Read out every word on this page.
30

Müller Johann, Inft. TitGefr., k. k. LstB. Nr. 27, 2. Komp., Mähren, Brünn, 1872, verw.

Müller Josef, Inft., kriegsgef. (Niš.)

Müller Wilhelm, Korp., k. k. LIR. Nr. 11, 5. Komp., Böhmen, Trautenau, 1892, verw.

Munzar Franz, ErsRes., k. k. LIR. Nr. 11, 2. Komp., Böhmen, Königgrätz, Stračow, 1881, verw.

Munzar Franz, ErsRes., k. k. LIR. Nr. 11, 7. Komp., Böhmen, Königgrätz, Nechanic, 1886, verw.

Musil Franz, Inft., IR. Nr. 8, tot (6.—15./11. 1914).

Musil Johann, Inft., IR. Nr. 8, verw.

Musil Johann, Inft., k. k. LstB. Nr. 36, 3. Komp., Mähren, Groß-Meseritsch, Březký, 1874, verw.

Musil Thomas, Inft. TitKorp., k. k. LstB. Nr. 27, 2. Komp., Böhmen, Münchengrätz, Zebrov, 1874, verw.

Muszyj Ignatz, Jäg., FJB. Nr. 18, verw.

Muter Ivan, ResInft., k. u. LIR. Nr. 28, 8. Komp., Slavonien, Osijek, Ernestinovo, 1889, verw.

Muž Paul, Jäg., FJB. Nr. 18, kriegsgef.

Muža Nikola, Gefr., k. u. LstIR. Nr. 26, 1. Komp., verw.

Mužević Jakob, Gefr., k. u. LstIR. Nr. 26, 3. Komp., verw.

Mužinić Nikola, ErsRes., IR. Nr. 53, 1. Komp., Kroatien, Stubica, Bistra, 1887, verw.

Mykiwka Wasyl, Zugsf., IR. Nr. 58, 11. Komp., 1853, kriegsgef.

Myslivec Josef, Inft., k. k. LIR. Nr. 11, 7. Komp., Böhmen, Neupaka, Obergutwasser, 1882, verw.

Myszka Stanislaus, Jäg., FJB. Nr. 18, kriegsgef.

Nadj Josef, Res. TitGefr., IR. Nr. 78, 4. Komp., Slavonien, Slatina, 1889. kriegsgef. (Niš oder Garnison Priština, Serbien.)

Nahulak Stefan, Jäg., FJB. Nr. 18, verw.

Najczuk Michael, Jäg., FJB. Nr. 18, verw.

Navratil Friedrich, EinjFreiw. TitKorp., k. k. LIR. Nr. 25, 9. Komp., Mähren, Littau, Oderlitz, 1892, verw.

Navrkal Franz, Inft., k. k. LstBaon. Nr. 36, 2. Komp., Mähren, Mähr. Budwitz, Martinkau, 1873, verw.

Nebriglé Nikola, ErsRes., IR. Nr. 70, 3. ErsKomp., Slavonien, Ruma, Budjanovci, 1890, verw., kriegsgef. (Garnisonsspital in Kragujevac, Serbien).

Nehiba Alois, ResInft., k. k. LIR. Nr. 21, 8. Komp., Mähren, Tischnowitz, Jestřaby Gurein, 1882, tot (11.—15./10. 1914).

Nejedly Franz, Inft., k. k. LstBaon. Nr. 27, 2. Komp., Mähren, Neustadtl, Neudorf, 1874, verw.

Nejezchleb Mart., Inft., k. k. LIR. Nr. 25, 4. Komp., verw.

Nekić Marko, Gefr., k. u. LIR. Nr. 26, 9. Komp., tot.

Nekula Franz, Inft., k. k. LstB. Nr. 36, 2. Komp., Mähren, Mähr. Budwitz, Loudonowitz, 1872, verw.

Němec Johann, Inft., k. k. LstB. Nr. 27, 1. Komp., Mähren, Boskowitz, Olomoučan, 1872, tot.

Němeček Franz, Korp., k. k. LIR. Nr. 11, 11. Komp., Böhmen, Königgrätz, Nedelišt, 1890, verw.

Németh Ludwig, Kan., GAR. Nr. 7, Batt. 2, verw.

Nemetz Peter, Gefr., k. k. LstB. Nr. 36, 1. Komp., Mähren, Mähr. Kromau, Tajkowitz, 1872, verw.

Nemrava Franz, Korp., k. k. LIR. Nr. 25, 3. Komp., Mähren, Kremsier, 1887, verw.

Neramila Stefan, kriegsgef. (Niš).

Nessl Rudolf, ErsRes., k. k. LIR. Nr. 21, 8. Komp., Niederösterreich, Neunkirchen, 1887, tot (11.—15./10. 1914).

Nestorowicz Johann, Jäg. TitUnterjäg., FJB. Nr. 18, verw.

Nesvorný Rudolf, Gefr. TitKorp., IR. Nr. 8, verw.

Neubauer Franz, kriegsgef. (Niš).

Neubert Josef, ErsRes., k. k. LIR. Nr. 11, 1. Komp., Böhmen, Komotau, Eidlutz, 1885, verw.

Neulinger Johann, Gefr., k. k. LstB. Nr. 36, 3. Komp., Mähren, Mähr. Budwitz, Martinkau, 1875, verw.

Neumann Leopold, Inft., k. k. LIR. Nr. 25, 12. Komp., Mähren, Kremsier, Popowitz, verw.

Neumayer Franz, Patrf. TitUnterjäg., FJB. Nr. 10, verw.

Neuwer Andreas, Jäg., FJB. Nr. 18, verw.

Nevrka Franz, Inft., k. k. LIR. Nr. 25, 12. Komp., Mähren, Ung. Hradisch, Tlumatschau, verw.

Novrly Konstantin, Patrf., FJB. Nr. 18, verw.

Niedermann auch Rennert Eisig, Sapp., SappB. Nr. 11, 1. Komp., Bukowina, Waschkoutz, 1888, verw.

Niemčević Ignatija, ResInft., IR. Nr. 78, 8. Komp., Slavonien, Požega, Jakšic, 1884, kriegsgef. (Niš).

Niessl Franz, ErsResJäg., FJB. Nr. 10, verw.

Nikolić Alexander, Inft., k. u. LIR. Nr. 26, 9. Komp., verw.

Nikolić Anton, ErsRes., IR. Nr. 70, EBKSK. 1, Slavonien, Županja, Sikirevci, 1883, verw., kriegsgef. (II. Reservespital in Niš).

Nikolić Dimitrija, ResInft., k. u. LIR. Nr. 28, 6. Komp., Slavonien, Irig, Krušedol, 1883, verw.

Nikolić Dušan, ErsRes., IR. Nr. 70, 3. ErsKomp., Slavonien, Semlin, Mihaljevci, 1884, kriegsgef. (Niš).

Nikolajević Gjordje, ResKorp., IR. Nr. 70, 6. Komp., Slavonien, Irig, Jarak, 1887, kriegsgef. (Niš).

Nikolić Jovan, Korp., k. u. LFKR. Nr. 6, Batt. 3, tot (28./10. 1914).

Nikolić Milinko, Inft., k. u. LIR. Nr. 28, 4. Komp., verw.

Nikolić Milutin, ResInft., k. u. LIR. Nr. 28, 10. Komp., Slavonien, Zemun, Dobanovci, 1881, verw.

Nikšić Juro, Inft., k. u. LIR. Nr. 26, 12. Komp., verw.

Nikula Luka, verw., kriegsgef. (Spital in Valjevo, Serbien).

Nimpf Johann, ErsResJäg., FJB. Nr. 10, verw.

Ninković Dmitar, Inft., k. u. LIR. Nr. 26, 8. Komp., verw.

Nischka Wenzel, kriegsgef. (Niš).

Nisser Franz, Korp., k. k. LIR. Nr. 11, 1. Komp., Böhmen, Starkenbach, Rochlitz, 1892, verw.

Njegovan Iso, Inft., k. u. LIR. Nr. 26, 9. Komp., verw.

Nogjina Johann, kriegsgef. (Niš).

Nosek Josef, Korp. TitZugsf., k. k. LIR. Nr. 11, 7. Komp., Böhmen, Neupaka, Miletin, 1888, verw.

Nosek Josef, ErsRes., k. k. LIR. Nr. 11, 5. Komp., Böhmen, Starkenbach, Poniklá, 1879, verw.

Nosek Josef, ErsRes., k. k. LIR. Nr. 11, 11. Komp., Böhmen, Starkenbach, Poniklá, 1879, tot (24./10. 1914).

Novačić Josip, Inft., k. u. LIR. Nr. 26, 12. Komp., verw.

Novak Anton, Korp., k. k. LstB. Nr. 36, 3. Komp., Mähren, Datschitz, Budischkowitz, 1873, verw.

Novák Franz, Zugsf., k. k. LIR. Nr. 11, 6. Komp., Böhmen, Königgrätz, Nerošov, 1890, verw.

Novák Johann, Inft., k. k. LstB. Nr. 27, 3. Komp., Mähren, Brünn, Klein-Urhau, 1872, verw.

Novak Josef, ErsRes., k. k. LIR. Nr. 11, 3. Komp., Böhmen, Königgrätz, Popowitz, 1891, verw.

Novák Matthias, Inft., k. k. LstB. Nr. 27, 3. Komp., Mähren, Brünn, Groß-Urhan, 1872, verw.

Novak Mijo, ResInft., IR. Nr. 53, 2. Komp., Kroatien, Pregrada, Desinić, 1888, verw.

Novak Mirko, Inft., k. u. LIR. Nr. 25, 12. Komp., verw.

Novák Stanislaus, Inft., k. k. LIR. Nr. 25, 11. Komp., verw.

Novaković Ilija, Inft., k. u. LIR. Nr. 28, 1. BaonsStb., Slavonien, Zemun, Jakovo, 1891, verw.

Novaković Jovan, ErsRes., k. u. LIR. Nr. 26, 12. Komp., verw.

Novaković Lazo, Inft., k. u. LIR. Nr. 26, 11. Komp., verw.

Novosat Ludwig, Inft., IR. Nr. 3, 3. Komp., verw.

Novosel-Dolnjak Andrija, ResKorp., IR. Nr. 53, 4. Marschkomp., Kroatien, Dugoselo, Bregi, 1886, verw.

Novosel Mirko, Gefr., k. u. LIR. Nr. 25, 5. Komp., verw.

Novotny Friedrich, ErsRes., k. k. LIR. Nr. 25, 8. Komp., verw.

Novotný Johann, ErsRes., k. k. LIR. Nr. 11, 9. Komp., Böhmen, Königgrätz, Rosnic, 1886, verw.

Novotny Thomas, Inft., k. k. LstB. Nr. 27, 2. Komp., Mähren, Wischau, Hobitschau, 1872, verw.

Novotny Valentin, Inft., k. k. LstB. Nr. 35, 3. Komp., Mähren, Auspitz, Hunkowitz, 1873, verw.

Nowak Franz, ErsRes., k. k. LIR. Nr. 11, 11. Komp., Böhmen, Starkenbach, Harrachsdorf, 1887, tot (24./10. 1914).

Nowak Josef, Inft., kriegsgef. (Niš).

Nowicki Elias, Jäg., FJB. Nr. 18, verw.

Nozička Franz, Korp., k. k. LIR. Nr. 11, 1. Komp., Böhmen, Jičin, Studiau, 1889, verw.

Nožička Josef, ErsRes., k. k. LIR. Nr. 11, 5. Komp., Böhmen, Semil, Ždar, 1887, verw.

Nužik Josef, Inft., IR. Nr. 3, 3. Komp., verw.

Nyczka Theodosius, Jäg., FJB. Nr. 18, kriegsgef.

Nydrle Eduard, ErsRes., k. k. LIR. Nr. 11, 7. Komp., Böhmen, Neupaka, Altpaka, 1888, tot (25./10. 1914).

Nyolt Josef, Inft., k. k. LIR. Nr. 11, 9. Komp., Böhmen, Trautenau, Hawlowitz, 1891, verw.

▸ To be done
Say how many lines of the data include the word "Groß". Respond with the number alone.

▸ Task output
2